# Kindle Wallpapers



## biodroid (Jan 27, 2012)

Hi everybody, I thought I would post this so that you can update your Kindle's wallpaper more to your style.

http://kindlewallpapers.tumblr.com/


----------



## biodroid (Jan 27, 2012)

It does mention jailbreaking but apparently you can change the .png file in the assets folder when you are connected with windows I think. Will let you know.


----------



## Moonbat (Jan 27, 2012)

My God! that is a lot of pictures. It just kept going and going and going

I jailbroke (or jailbreaked) my Kindle last year to put on the new screensavers, and I do really like them, I have a few cool ones, it is well worth the personalisation. Although be warned, jailbreaking means you void the warranty.


----------



## biodroid (Jan 27, 2012)

My warranty is up in march anyway. What does the jailbreak actually do?


----------



## Moonbat (Feb 3, 2012)

It adds some extra folders into the kindle's directory structure, then allows you to add your own screen savers to it, you can just put the files in place and then do a restart.

**OBJECTIVES:**
a) In the Kindle wallpapers thread, what does jailbreaking do to the warranty?
b) Please pick up the Kindle wallpapers thread after its last post and carry it on.
The data comes from a separate source.

**SUPPLIED MATERIAL:**
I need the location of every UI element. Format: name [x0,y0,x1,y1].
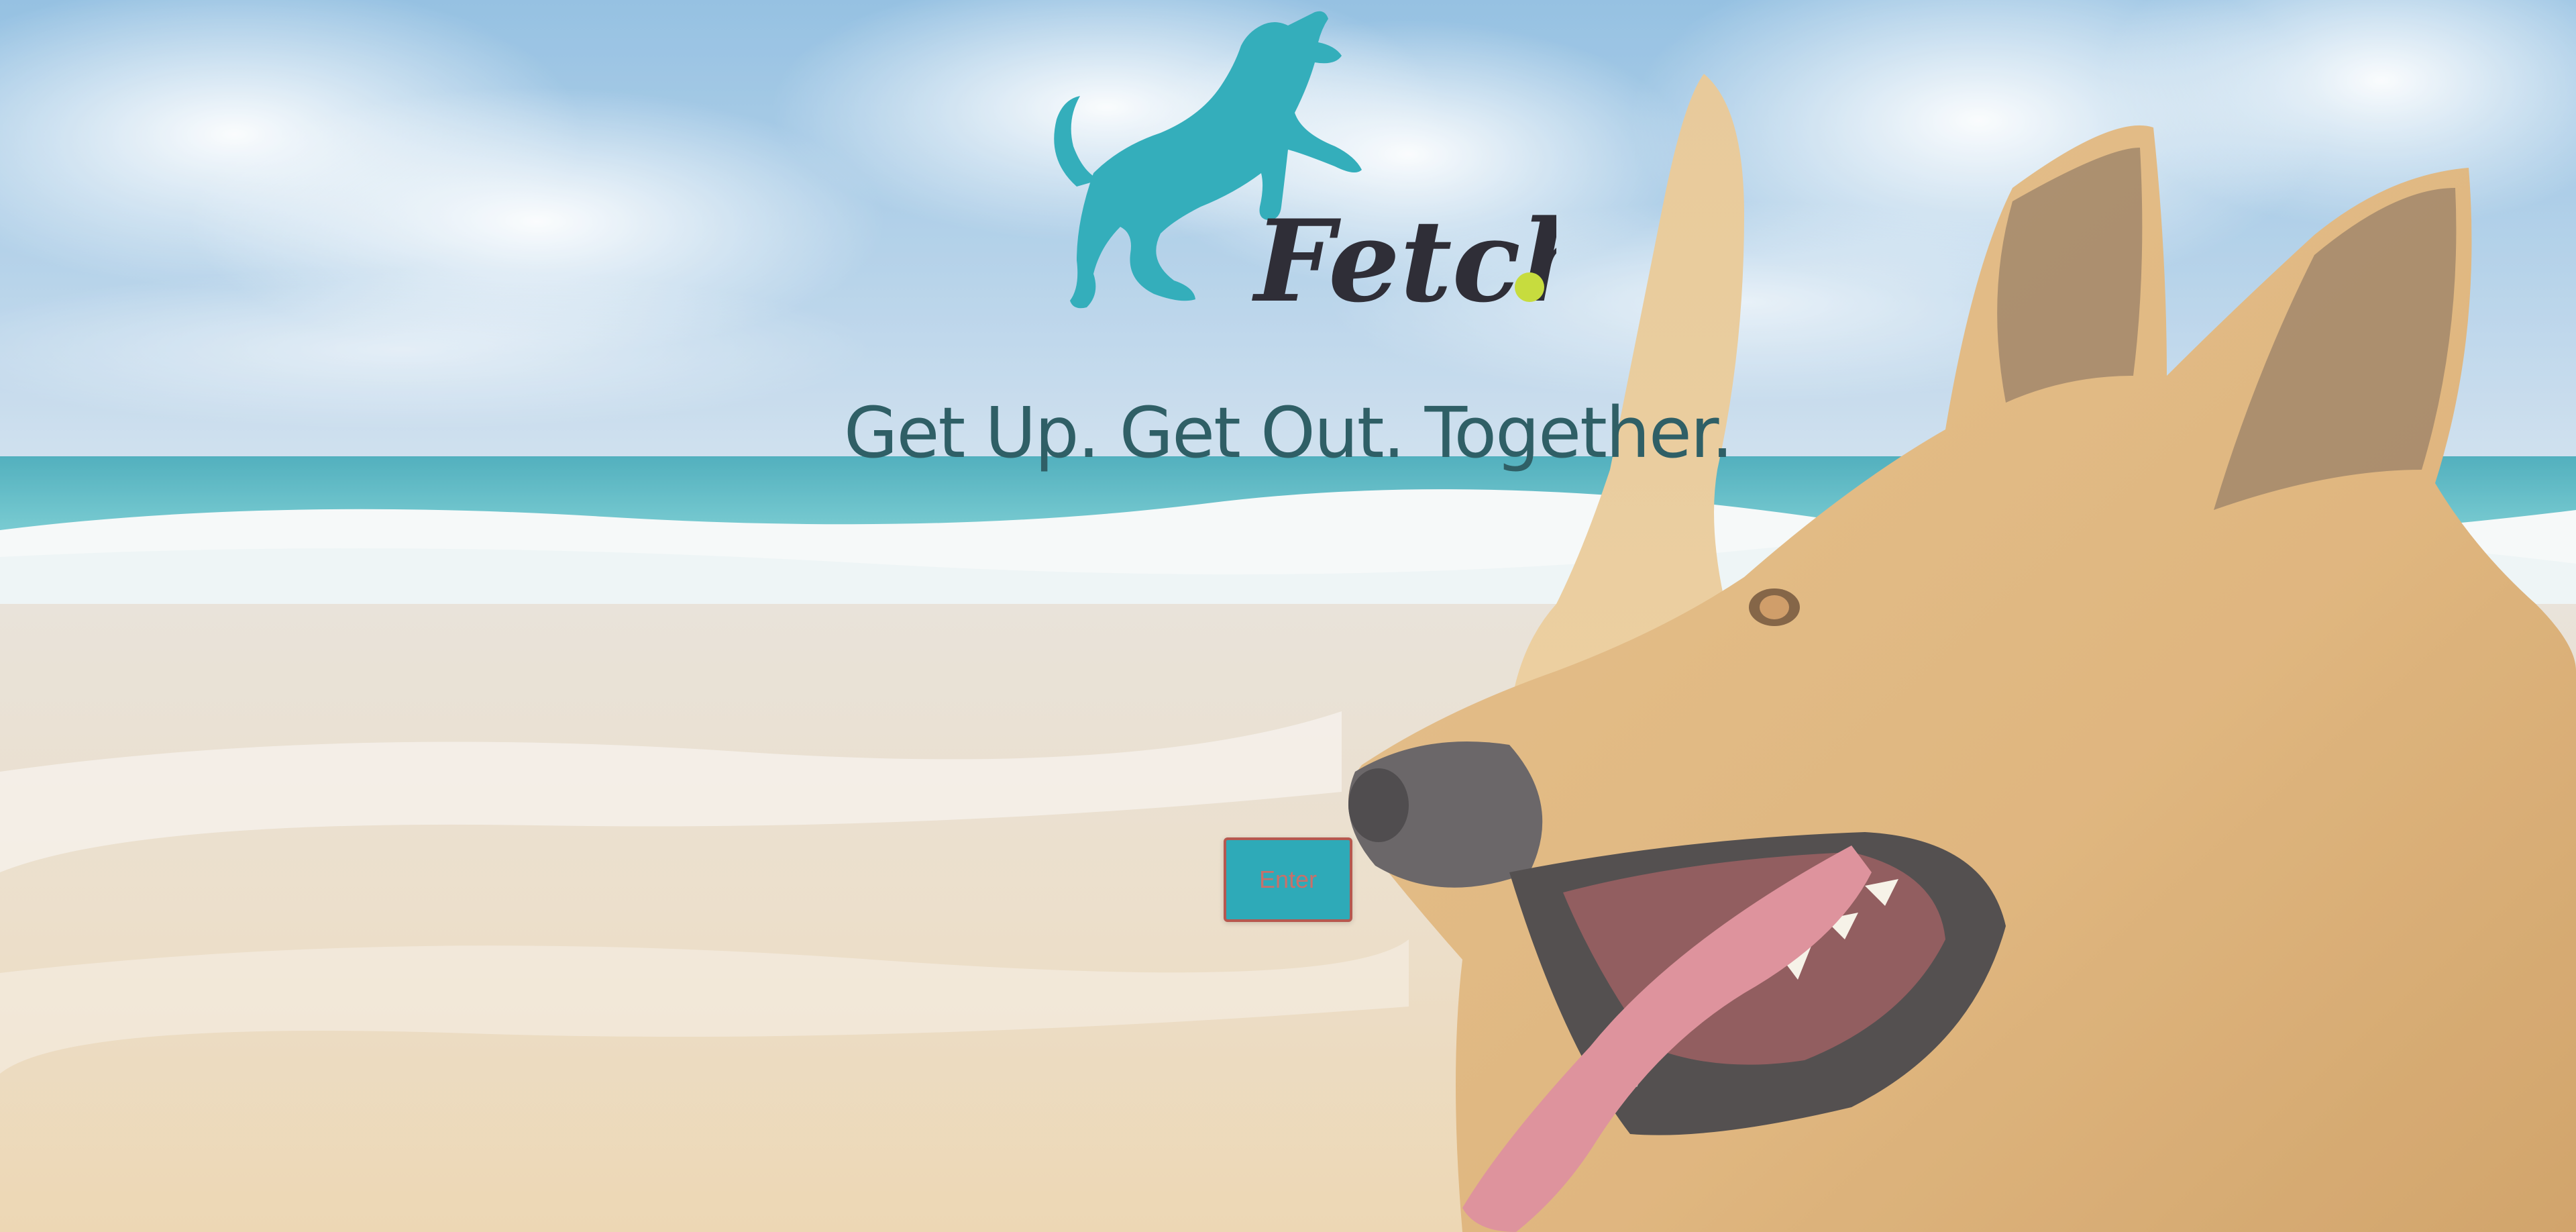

**TASK-BY-TASK ANSWERS:**
a) It voids the warranty.

b)
I think it also gives you access to some built in games, but they aren't very good, and the kindle games pack (which I stupidly bought) is only about 99p

I did it some while back, just to get better screen savers, I have copied a load of the ones in your link and added them, but I haven't seen them come up yet.

*runs off to check his kindle*

Yay, they are on there, but they are slightly too small so I get a border with them. It isn't a problem on some, but I took one that had a black screen with Batman in the corner and it would look so much better without the white border.

There are instructions how to do it here

http://www.howtogeek.com/howto/3742...le-for-dead-simple-screensaver-customization/

I think it can vary depending on which kindle you have. What is cool, though, is that if you can edit pictures yourself you could have a picture of your love one, as long as it is black and white and the correct size (and orientation - I made that mistake with a pic of the ISS) and correct format you should be able to use it.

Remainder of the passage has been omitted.